Extract, from the listing that follows, each line containing the word "American".

......

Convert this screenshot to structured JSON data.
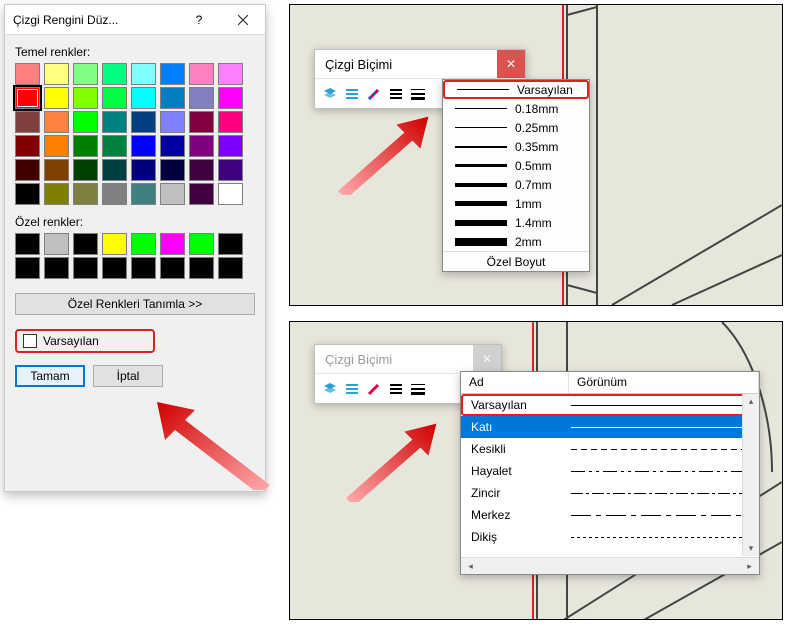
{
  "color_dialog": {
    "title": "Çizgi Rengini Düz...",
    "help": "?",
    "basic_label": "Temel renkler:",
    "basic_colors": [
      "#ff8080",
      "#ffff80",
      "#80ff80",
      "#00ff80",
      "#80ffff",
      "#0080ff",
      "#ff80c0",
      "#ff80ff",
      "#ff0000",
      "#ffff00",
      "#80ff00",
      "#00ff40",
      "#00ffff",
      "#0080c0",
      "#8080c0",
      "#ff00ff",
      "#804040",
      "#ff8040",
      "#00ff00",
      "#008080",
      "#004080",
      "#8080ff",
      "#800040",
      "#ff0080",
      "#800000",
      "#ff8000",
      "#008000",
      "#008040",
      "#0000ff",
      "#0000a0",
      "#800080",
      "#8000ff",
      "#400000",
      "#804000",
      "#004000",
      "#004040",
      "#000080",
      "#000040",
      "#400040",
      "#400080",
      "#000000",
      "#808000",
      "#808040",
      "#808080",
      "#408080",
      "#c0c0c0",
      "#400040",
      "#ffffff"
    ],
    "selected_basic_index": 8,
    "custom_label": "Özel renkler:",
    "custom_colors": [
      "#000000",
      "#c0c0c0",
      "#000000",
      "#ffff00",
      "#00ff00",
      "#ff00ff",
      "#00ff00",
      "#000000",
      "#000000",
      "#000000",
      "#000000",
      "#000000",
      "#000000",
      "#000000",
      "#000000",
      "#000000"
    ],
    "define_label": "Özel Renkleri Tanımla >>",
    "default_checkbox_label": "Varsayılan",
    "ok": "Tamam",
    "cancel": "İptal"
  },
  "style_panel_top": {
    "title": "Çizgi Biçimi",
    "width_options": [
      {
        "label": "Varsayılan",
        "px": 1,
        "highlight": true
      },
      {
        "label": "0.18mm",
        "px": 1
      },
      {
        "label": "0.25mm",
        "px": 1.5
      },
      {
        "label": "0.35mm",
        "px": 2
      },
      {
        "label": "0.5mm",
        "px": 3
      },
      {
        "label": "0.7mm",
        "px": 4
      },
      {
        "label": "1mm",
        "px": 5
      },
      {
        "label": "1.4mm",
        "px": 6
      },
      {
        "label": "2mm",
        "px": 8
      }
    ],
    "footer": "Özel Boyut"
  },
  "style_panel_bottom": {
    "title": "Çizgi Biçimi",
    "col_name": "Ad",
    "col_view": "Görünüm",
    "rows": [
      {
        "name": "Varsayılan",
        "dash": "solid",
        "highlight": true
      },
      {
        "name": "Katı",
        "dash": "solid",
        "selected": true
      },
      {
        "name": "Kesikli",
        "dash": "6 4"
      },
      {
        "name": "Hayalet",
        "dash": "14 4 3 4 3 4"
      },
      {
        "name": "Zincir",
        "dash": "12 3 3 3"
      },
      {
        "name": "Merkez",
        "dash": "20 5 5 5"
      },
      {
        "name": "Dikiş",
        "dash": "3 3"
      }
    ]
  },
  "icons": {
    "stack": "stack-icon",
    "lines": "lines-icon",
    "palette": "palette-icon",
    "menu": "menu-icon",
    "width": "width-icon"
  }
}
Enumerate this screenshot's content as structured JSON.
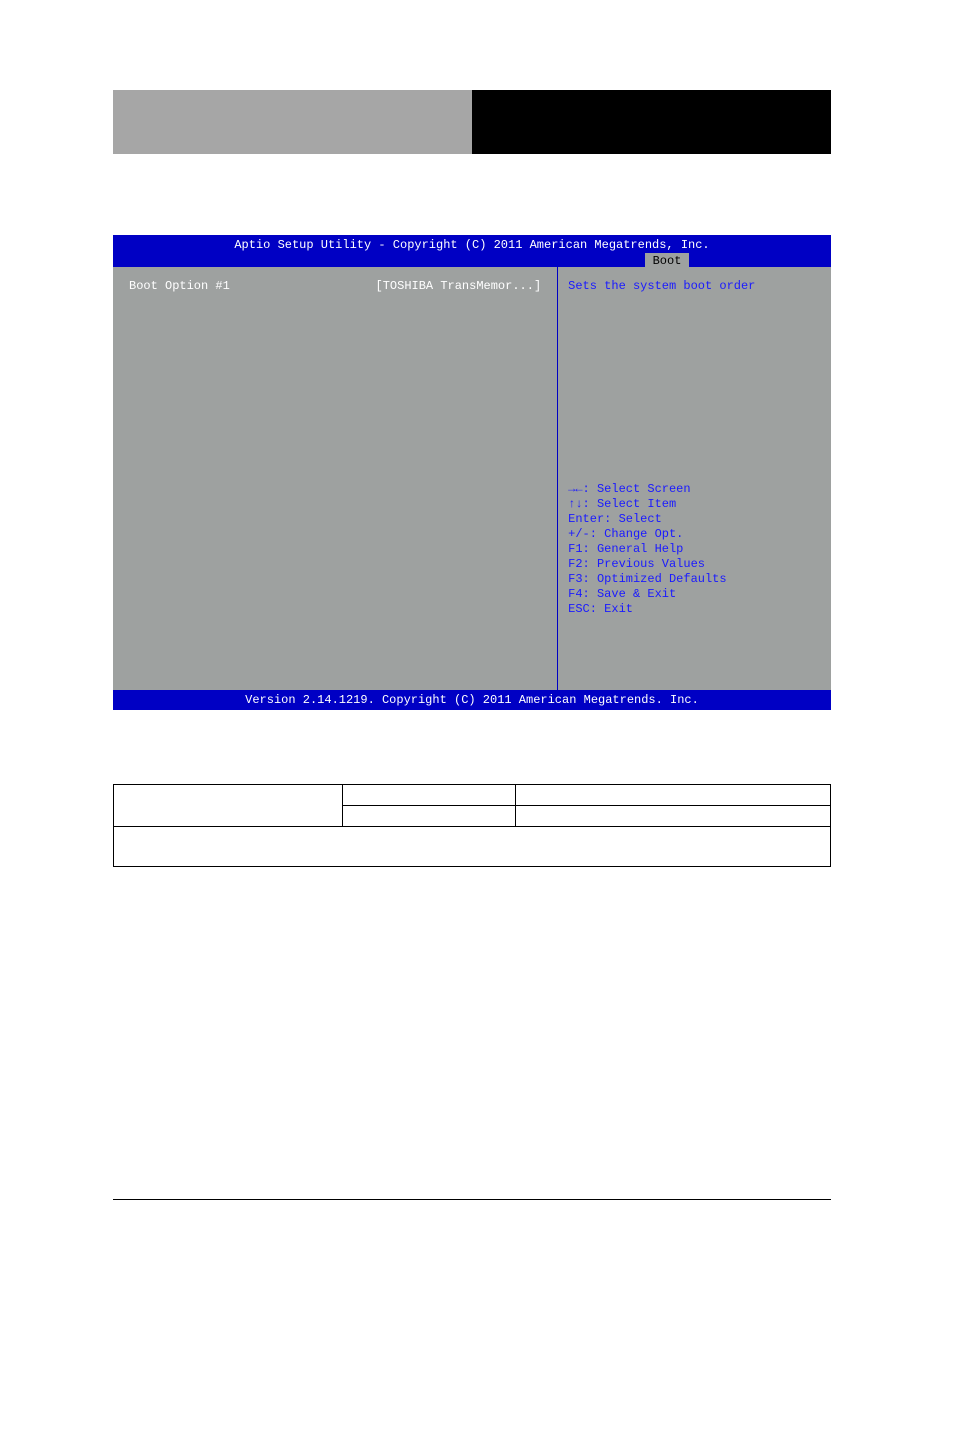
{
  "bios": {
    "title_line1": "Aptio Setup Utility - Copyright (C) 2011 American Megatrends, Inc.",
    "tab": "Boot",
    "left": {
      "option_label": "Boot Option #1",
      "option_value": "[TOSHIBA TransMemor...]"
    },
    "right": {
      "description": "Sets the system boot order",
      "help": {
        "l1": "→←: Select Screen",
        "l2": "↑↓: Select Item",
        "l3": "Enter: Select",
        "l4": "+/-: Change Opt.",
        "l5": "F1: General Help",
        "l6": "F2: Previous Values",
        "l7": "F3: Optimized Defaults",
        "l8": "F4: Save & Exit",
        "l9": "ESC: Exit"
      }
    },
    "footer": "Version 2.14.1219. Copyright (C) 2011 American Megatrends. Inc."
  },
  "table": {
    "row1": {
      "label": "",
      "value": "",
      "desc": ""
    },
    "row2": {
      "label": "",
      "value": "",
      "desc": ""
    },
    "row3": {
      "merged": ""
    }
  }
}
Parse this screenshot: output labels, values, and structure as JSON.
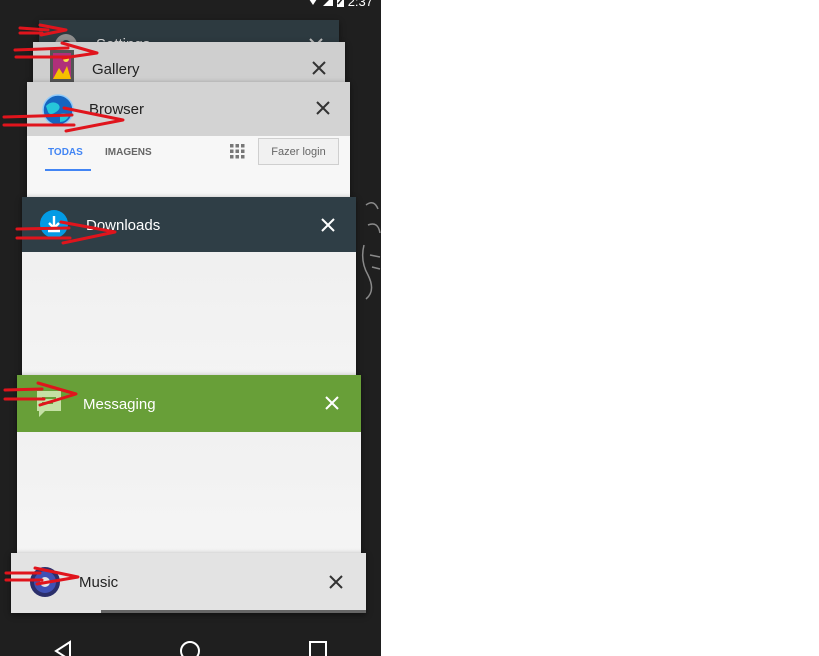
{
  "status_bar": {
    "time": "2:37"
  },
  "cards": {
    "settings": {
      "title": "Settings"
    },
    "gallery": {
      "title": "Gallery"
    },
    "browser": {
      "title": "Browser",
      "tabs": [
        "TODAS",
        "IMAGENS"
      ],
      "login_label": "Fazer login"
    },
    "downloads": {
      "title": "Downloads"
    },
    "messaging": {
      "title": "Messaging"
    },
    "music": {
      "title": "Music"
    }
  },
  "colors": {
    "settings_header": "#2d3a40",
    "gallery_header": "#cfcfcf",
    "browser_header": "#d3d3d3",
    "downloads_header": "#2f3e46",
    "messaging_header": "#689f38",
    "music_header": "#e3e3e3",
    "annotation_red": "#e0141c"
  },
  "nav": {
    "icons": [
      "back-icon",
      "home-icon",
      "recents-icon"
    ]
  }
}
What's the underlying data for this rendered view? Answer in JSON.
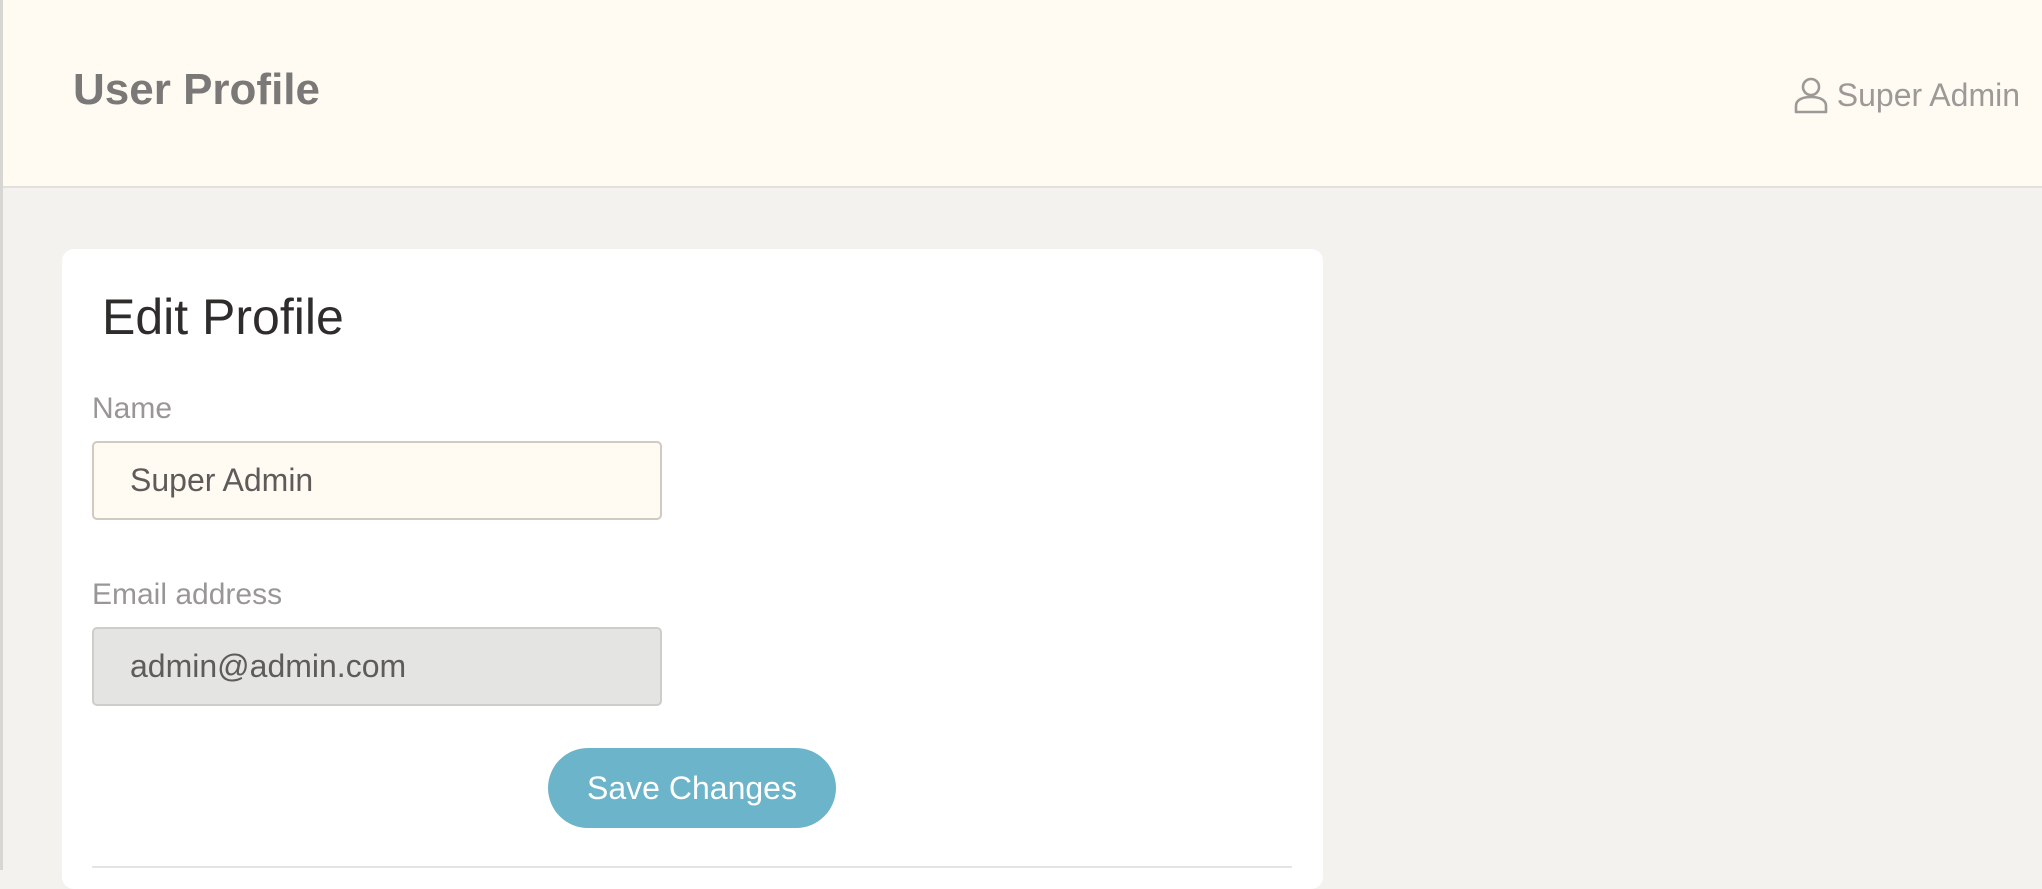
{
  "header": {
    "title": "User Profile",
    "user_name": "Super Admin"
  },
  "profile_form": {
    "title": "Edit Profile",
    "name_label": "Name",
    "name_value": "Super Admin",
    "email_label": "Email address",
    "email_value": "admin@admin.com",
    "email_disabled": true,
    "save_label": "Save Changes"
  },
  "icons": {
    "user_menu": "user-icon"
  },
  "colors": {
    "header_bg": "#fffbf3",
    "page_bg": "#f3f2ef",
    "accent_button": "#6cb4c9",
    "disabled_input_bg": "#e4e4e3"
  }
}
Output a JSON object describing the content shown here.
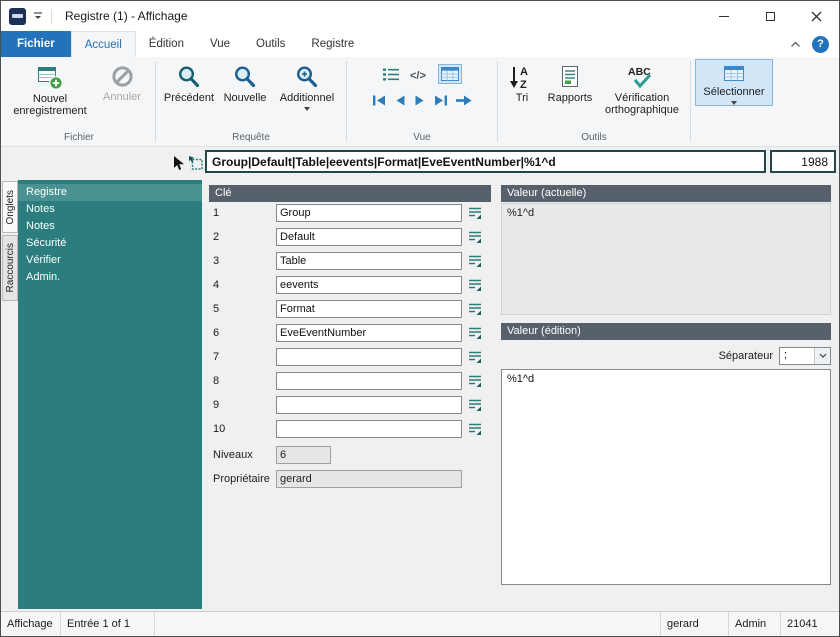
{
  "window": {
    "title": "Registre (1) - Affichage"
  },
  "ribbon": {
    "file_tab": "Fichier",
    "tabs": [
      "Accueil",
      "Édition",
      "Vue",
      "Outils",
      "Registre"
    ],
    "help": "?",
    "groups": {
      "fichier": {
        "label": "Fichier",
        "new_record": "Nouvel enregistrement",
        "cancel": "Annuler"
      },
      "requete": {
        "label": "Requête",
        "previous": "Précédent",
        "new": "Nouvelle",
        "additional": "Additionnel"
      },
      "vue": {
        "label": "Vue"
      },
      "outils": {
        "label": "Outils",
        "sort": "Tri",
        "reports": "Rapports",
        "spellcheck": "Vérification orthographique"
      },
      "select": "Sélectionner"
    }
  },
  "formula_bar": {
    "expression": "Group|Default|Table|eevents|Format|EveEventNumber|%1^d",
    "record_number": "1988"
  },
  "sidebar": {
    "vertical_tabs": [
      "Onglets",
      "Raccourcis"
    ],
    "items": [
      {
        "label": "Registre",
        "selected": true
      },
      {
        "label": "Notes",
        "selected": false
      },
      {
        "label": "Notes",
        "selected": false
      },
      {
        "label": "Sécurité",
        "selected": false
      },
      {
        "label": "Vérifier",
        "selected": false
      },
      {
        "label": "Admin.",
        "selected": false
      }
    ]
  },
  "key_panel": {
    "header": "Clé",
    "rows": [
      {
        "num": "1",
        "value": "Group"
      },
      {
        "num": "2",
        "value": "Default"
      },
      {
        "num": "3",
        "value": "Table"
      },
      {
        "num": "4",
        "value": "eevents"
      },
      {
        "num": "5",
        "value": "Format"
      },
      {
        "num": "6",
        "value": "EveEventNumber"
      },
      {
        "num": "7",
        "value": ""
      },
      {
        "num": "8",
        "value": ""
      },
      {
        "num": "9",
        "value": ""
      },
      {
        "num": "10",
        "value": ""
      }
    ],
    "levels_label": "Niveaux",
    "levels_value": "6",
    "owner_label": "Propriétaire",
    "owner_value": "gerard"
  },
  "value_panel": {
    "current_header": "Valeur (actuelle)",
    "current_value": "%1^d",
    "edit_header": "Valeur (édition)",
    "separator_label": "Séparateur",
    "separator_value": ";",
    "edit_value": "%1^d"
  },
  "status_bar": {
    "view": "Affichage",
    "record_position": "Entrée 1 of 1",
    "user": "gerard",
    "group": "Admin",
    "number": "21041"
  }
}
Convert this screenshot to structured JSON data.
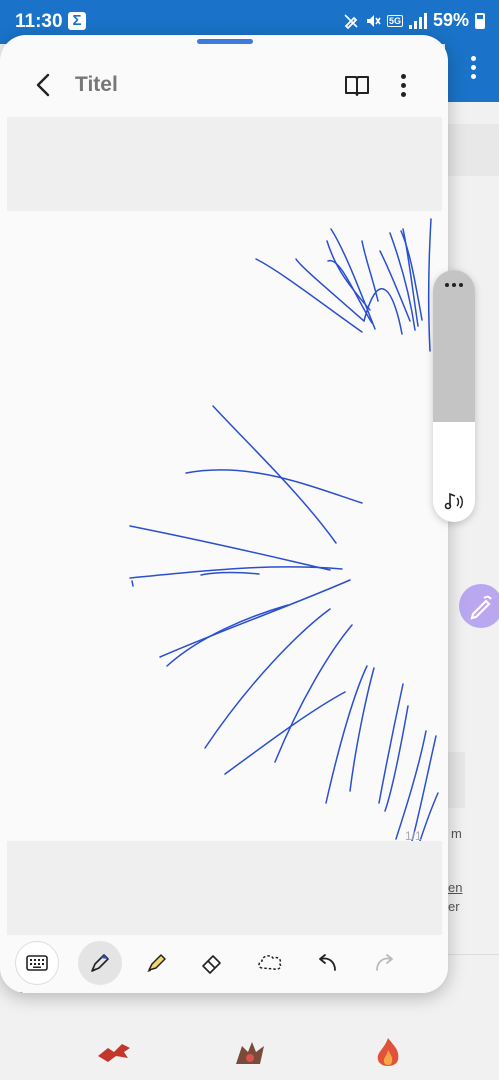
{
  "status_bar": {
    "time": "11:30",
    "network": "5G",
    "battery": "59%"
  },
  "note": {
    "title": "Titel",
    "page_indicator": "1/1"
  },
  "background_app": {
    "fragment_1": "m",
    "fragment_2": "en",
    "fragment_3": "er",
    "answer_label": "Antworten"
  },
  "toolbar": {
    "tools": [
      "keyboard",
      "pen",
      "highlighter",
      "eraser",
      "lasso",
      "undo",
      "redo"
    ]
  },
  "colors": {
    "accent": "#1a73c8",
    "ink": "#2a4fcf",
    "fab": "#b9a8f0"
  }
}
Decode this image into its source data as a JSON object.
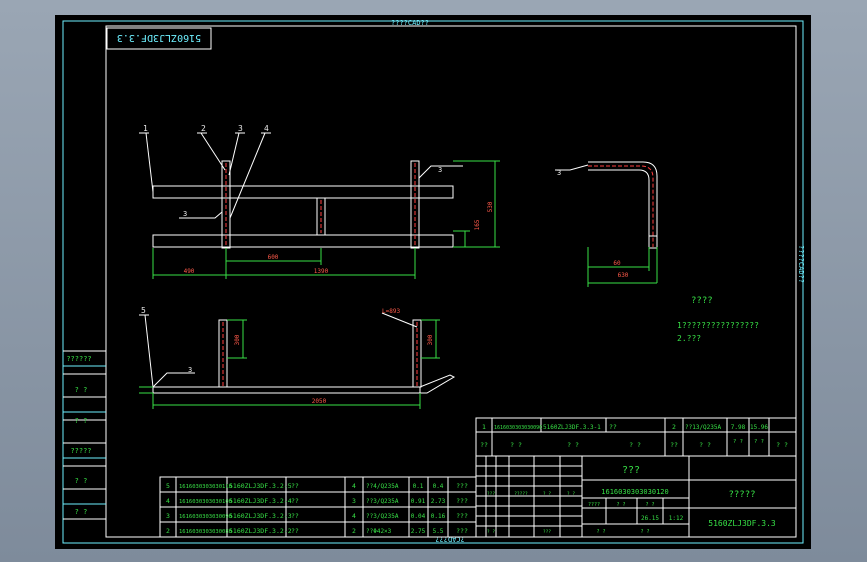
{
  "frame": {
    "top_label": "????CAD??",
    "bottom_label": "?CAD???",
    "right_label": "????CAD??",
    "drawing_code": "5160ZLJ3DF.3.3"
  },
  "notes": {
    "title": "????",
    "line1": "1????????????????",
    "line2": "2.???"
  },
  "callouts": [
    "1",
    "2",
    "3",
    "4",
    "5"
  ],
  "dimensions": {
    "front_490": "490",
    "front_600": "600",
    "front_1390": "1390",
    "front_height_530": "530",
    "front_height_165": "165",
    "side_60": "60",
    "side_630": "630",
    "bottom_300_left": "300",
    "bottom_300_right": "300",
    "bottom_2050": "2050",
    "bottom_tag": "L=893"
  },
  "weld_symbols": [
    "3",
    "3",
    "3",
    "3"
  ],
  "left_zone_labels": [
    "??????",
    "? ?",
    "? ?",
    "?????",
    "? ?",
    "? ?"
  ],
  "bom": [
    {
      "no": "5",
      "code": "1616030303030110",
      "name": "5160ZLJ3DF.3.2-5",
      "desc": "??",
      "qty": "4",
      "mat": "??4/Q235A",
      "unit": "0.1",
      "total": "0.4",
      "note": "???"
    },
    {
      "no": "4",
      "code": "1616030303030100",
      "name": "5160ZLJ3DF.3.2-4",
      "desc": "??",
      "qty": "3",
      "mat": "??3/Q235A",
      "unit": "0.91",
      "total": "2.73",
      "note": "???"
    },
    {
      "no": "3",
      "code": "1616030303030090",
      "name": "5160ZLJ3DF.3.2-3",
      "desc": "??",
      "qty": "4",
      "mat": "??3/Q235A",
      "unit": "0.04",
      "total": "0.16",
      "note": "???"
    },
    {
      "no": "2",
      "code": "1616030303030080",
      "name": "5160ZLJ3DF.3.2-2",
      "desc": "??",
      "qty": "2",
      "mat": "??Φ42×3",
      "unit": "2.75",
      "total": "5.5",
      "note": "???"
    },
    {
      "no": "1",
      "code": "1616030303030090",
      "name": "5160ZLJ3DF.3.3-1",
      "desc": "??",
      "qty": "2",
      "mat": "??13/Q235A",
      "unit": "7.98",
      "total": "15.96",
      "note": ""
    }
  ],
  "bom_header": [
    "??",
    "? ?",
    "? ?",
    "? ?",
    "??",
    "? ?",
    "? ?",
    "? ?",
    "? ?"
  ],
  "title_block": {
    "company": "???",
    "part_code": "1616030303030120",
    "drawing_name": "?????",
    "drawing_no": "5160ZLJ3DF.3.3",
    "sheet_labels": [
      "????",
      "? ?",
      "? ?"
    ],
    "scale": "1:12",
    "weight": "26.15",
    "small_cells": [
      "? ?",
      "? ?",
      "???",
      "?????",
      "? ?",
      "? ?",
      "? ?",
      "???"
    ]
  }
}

......

* Written response *
    "title_line1": "Aptio Setup Utility - Copyright (C) 2011 American Megatrends, Inc.",
    "footer": "Version 2.14.1219. Copyright (C) 2011 American Megatrends. Inc."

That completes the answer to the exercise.